WRITTEN INSTRUCTION: Find each line with the word "title" and say how many there are, nothing else.

LISTED ENTRIES:
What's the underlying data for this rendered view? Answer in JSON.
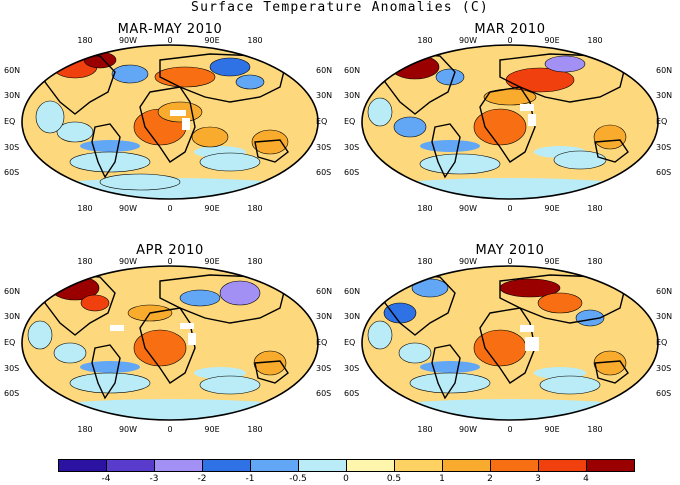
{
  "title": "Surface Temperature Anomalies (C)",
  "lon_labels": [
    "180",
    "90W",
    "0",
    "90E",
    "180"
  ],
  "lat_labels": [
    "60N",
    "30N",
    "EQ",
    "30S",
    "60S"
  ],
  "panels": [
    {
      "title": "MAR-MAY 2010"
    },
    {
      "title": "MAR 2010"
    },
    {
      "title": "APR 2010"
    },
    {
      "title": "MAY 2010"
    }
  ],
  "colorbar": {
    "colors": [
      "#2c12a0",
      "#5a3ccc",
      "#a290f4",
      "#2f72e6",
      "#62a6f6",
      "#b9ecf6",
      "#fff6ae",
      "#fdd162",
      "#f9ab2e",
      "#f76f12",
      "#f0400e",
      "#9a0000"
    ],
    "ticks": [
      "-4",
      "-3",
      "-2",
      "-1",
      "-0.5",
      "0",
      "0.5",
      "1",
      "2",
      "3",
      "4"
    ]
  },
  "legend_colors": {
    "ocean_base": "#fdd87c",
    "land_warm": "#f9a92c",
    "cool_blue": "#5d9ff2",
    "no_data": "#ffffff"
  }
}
* * *
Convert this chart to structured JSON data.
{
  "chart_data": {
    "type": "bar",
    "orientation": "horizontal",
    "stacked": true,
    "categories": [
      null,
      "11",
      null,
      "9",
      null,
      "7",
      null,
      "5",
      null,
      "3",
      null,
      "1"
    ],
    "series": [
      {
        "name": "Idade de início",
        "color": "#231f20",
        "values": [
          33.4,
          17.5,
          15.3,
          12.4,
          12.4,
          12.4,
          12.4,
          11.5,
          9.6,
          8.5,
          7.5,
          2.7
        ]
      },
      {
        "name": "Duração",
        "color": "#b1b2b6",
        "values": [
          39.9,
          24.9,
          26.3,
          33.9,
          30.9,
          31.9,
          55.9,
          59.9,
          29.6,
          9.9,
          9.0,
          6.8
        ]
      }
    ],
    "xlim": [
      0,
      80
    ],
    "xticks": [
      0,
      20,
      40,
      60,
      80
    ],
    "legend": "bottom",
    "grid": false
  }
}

WORKED ANSWER: 5